• **Dataset entries**
---*---
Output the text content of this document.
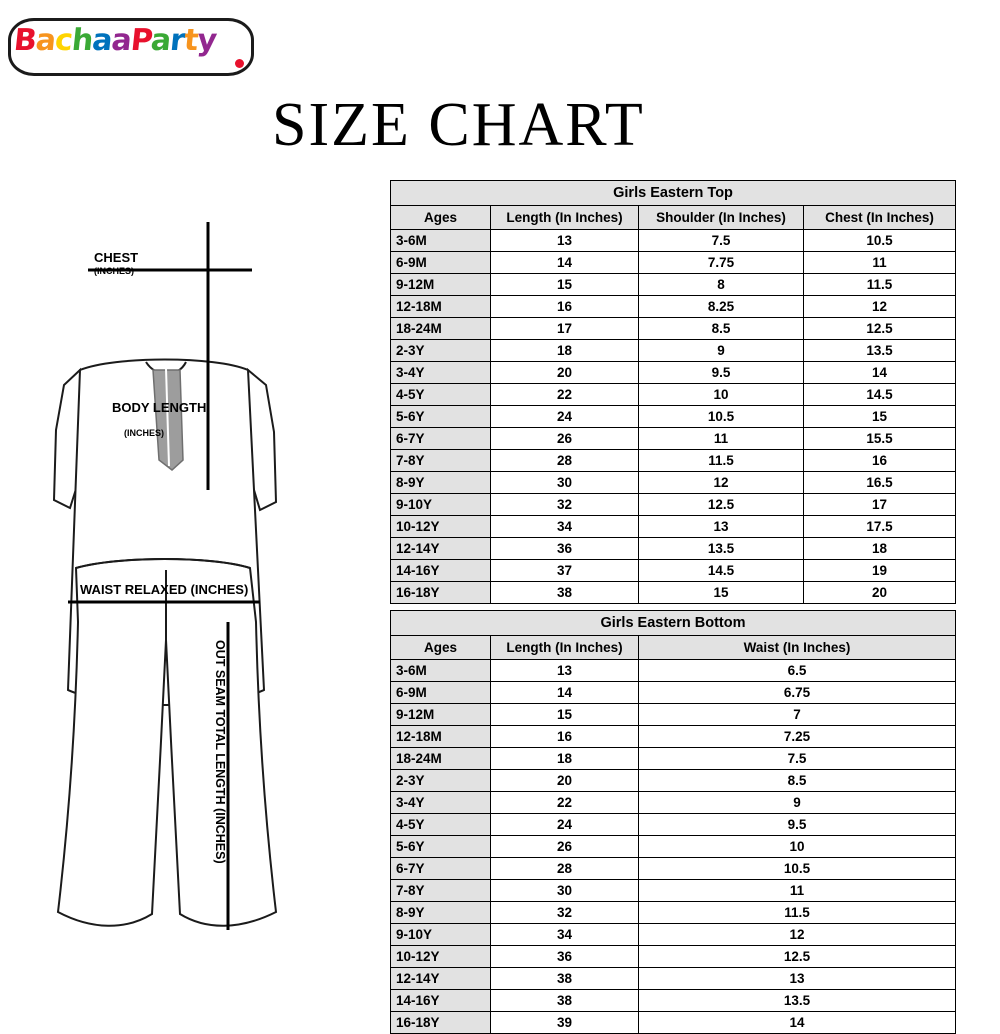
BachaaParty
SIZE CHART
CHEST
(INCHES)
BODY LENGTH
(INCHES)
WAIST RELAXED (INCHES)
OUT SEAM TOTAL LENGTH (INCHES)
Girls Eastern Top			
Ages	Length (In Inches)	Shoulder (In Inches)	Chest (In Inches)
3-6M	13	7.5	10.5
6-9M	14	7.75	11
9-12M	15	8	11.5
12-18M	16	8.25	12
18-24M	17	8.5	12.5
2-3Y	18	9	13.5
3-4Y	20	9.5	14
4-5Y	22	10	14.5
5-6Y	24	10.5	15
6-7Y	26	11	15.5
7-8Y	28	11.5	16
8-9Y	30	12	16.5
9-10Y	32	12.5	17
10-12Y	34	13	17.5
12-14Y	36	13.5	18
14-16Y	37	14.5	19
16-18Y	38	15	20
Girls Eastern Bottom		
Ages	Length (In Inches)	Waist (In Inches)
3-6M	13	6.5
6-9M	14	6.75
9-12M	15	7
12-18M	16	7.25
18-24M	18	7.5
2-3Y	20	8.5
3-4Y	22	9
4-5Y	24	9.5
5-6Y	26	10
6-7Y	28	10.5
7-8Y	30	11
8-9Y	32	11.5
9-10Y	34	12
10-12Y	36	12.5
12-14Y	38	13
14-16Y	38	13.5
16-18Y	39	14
---*---
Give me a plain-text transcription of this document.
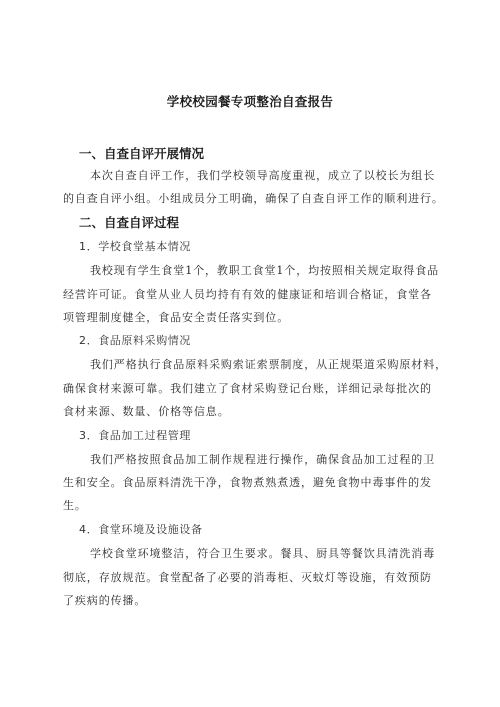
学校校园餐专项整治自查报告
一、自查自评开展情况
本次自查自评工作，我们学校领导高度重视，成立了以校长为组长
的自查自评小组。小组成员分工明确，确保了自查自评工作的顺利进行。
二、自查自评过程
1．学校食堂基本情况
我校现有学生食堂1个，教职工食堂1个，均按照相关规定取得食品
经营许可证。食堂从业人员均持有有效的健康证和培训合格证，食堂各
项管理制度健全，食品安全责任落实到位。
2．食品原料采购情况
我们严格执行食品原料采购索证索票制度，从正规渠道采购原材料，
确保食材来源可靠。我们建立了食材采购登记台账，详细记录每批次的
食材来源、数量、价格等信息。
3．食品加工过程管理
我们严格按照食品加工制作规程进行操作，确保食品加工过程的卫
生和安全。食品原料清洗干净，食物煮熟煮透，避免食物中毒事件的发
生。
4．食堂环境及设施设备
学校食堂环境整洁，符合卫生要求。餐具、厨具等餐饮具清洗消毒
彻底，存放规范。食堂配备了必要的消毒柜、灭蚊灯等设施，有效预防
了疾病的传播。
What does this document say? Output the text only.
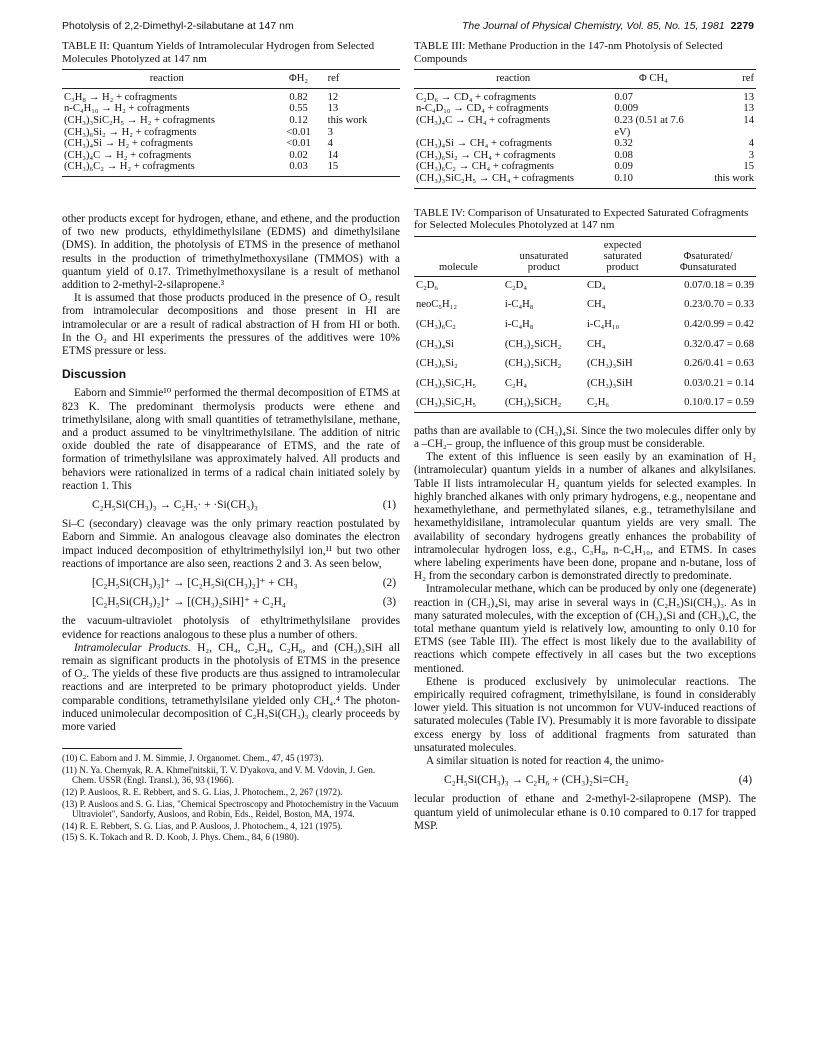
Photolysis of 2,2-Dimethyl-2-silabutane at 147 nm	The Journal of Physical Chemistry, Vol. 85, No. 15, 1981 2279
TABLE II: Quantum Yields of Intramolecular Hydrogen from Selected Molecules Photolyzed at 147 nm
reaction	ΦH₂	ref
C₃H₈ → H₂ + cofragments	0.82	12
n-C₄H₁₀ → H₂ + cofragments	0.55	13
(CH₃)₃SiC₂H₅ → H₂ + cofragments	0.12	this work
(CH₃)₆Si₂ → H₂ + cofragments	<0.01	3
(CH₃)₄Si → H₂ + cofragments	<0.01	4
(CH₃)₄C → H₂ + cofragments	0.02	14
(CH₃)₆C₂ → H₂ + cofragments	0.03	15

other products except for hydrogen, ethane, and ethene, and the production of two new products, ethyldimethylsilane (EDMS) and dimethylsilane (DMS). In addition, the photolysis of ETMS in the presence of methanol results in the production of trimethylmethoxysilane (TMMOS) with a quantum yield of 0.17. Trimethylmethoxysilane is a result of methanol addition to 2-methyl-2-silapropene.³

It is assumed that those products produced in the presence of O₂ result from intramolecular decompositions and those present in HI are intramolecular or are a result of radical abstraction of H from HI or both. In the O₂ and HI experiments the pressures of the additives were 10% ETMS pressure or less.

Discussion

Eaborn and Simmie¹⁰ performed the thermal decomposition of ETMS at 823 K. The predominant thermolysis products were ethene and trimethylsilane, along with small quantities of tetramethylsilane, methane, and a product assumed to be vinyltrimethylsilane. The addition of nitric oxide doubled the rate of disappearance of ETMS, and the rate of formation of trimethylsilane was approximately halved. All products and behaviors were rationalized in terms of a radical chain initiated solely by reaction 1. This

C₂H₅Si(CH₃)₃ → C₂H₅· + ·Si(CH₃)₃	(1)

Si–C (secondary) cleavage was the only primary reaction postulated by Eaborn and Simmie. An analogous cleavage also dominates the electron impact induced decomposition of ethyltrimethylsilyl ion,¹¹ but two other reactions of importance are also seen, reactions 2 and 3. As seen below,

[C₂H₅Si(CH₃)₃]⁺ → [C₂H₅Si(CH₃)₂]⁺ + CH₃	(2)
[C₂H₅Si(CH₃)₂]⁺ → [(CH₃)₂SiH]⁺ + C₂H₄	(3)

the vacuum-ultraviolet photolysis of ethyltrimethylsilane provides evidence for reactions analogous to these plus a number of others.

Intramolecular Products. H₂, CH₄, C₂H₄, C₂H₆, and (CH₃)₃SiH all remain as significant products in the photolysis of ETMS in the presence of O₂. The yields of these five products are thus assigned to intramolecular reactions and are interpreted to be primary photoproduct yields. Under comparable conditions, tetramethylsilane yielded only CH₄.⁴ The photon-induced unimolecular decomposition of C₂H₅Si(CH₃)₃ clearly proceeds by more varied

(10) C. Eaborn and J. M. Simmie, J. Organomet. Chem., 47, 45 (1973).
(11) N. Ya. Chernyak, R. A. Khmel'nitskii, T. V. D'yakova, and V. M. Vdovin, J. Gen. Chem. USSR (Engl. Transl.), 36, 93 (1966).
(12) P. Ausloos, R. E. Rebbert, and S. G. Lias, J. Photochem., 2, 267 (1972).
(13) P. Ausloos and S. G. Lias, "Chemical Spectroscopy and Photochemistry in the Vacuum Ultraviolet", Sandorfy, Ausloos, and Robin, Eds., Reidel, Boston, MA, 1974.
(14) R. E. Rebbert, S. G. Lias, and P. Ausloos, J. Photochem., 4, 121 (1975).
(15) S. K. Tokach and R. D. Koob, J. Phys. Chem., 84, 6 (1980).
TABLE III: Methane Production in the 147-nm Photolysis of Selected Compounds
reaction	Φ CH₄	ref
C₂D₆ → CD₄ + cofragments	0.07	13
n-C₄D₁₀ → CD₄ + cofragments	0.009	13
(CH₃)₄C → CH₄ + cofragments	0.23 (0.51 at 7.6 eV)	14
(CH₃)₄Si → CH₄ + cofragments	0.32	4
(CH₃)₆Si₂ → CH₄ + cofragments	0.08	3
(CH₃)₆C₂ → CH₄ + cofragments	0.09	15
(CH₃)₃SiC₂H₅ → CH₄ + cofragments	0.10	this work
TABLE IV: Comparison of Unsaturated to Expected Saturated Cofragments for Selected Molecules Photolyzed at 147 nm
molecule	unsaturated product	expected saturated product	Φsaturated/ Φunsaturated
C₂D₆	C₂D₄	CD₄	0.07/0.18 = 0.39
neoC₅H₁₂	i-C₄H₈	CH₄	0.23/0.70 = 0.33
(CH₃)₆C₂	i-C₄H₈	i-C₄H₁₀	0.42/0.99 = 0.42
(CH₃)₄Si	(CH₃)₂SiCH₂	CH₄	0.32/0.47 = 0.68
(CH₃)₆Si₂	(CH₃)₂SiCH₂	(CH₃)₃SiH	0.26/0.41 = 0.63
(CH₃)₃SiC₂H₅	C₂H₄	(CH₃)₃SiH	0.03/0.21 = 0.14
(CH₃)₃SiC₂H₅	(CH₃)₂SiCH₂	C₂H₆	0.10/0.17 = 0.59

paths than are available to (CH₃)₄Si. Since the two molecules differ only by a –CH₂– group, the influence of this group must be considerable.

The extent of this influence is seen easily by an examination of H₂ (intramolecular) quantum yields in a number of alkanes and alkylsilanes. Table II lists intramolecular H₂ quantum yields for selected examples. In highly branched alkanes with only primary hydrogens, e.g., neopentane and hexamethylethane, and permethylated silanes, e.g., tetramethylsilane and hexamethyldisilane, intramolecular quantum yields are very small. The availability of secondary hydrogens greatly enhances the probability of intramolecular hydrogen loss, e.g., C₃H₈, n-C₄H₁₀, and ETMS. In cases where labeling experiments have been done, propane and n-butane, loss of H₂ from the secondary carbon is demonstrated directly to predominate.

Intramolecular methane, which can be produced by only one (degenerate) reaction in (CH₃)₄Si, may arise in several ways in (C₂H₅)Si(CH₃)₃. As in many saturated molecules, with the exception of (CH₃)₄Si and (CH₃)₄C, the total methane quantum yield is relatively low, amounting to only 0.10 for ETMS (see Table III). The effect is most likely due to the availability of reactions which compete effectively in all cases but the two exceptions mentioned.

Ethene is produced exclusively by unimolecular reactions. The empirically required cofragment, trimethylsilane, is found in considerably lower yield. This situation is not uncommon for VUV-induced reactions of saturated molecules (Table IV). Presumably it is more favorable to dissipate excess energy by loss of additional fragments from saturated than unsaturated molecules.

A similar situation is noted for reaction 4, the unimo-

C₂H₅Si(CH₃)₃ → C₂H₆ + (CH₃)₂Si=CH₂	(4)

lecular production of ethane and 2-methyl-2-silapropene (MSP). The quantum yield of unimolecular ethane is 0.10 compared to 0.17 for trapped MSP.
---*---
• **PROMPT**
Using the listing above, show each line holding the string "C₃H₈".

• **RESULT OF THE TASK**
C₃H₈ → H₂ + cofragments	0.82	12
The extent of this influence is seen easily by an examination of H₂ (intramolecular) quantum yields in a number of alkanes and alkylsilanes. Table II lists intramolecular H₂ quantum yields for selected examples. In highly branched alkanes with only primary hydrogens, e.g., neopentane and hexamethylethane, and permethylated silanes, e.g., tetramethylsilane and hexamethyldisilane, intramolecular quantum yields are very small. The availability of secondary hydrogens greatly enhances the probability of intramolecular hydrogen loss, e.g., C₃H₈, n-C₄H₁₀, and ETMS. In cases where labeling experiments have been done, propane and n-butane, loss of H₂ from the secondary carbon is demonstrated directly to predominate.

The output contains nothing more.